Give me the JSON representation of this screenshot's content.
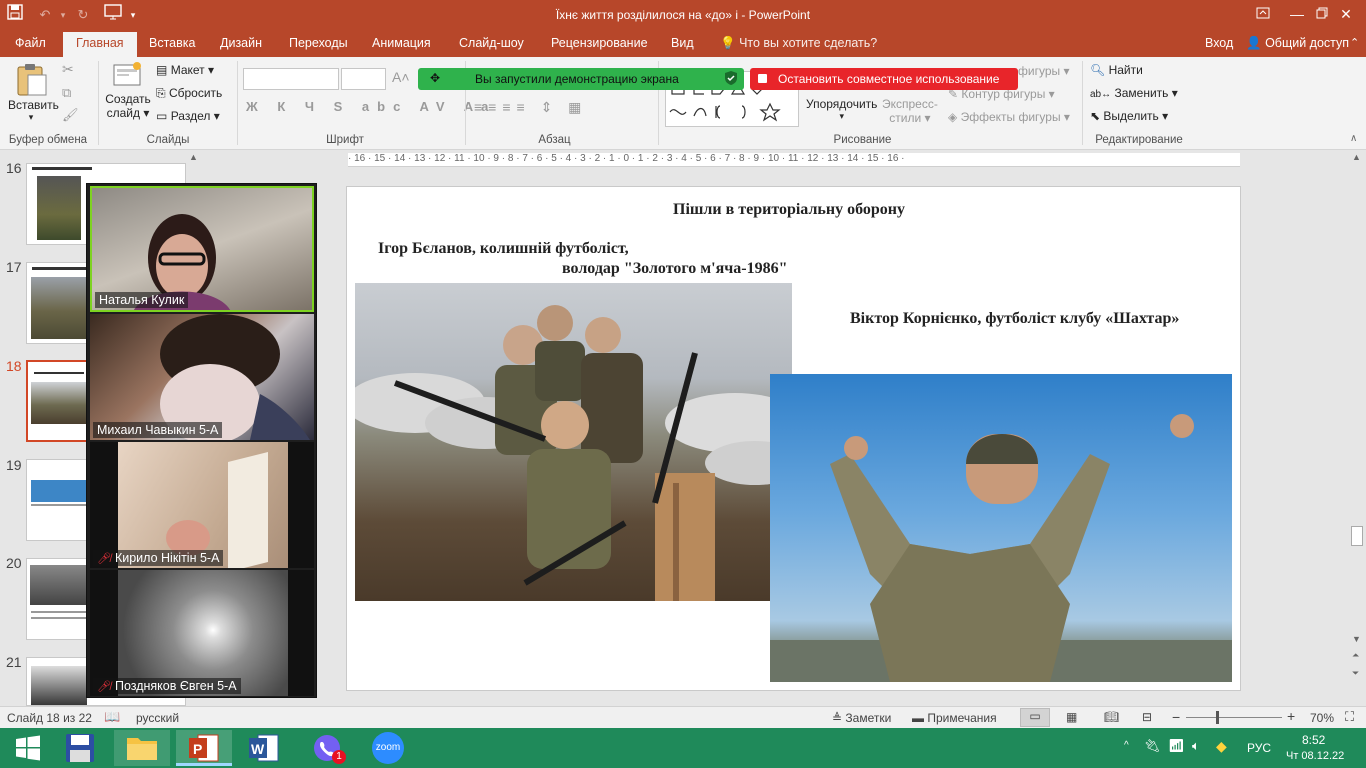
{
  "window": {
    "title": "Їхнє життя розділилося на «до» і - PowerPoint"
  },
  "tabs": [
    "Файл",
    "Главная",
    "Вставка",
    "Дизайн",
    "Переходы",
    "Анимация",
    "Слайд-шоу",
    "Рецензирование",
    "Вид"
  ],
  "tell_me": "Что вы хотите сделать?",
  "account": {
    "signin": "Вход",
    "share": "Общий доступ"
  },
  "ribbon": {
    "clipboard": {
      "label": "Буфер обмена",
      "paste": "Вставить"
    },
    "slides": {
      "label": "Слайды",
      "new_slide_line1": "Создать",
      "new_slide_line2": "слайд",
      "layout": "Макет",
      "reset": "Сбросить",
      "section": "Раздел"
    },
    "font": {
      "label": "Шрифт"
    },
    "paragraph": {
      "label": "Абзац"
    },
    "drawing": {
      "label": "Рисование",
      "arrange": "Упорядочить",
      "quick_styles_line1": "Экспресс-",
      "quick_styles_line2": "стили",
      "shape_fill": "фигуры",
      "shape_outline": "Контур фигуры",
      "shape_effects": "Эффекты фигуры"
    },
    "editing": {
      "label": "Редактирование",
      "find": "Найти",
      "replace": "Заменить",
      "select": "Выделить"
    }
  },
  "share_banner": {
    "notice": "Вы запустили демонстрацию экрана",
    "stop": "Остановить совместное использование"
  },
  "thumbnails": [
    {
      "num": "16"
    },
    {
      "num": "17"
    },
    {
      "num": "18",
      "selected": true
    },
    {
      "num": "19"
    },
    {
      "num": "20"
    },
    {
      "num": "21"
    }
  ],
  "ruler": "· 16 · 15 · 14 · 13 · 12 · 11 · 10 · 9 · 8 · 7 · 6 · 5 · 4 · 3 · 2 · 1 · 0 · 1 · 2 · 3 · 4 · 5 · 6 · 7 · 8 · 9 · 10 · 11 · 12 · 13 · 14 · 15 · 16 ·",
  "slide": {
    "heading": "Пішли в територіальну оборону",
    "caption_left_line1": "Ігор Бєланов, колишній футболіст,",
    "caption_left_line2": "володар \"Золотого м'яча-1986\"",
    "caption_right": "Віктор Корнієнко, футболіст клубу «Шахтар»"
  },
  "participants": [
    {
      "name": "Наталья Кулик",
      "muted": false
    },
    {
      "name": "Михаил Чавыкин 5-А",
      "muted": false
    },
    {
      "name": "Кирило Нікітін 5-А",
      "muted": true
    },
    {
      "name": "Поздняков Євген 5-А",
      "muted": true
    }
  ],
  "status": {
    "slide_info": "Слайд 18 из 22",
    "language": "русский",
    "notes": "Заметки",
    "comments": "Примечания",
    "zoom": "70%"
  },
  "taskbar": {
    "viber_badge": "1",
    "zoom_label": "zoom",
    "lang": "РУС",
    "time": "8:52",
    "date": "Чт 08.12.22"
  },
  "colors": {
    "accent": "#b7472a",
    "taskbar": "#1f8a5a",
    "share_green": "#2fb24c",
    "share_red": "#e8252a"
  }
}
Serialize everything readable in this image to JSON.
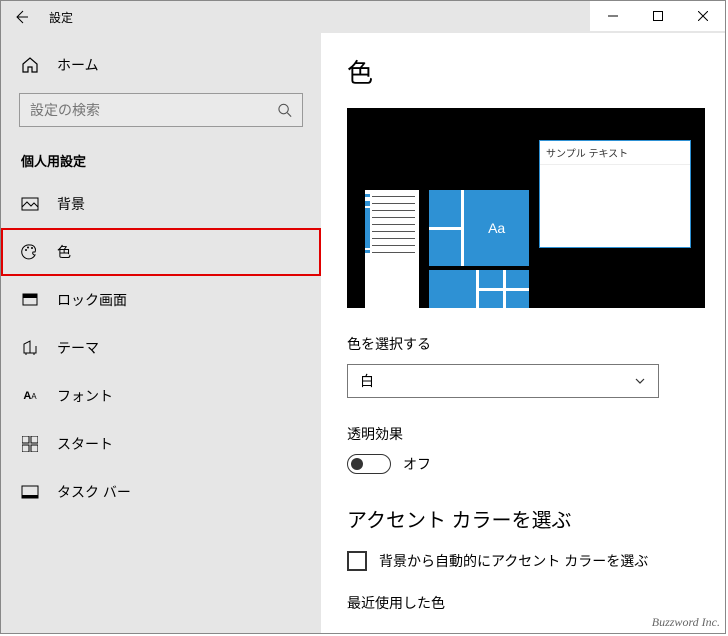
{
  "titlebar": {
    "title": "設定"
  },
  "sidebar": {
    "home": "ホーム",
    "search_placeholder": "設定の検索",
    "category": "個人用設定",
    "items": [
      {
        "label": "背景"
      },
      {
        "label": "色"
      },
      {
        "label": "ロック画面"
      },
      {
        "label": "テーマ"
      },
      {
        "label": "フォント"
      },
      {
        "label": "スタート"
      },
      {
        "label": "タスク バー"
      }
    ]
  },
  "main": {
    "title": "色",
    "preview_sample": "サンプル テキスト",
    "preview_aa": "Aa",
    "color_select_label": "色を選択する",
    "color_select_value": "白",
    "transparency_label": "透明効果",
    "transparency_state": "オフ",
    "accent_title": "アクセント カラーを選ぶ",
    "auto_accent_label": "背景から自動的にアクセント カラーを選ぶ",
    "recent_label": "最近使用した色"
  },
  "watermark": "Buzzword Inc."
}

^^^^

**AIM:** Check each line of the data above for the string "this" and report only how many lines have it.

**EXERCISE OUTPUT:** 2